[Collected data]

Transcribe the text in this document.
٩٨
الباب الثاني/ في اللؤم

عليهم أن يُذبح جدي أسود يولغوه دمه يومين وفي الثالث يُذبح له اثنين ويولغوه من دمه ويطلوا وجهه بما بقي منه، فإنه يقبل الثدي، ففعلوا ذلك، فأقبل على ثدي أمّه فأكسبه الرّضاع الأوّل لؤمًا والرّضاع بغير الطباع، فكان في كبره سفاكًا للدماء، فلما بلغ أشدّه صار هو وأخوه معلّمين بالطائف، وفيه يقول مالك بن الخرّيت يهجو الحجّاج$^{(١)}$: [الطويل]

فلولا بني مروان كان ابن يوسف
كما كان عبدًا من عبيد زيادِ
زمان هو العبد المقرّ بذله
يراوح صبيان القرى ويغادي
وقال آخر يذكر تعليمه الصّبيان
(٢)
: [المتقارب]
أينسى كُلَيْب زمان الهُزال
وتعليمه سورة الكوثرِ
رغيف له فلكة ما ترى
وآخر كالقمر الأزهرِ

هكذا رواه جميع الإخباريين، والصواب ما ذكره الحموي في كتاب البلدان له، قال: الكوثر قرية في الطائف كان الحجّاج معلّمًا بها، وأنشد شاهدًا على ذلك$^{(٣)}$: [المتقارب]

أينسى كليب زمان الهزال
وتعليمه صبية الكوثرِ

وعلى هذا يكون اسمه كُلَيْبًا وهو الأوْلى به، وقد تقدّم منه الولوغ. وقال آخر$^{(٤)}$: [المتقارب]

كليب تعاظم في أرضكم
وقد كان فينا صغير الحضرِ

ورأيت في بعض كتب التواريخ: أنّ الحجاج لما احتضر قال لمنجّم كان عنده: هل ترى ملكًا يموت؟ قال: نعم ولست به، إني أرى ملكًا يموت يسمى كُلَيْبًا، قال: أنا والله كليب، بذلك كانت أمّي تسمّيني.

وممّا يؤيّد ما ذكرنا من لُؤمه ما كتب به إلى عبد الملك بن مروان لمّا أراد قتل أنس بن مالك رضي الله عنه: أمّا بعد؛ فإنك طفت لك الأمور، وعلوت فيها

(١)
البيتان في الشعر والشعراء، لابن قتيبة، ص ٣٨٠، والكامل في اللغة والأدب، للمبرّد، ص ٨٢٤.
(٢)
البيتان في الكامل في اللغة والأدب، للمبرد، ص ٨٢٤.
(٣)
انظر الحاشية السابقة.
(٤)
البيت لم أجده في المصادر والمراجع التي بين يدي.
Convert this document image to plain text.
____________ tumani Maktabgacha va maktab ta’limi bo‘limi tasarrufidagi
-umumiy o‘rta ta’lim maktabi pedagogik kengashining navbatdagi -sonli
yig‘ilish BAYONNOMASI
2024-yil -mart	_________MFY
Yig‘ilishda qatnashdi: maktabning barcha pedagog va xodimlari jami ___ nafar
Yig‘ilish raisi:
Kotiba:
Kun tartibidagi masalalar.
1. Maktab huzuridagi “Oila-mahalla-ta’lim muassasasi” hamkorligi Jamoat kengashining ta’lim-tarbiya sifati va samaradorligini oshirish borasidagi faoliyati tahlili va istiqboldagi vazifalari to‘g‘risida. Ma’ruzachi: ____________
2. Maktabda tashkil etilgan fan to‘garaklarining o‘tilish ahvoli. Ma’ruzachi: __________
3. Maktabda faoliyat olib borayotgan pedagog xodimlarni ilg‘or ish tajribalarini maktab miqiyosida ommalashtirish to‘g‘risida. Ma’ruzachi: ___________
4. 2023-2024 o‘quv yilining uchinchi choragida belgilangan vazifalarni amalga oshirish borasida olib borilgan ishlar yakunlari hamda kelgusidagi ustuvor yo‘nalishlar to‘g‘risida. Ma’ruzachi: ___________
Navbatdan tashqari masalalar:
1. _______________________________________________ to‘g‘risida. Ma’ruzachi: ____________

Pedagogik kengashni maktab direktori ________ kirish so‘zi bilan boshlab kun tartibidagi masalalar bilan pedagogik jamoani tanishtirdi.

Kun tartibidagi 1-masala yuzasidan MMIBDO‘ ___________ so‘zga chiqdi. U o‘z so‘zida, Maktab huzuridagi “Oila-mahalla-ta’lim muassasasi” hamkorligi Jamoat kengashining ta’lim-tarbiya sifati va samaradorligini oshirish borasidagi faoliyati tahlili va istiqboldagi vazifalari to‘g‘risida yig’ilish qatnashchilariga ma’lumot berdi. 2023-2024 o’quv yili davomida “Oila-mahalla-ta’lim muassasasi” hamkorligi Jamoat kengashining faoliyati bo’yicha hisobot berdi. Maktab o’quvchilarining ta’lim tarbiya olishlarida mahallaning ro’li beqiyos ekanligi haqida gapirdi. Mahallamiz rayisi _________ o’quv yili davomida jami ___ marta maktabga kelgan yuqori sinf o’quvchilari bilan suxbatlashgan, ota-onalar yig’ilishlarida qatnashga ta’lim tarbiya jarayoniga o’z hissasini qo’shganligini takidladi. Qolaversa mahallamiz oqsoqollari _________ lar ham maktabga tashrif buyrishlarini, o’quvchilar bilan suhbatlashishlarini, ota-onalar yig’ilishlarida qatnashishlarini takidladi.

## THE REQUEST
Your task is to gather all lines from the entries above that hold the word "كليب".

## THE ANSWER
أينسى كليب زمان الهزال
كليب تعاظم في أرضكم
ورأيت في بعض كتب التواريخ: أنّ الحجاج لما احتضر قال لمنجّم كان عنده: هل ترى ملكًا يموت؟ قال: نعم ولست به، إني أرى ملكًا يموت يسمى كُلَيْبًا، قال: أنا والله كليب، بذلك كانت أمّي تسمّيني.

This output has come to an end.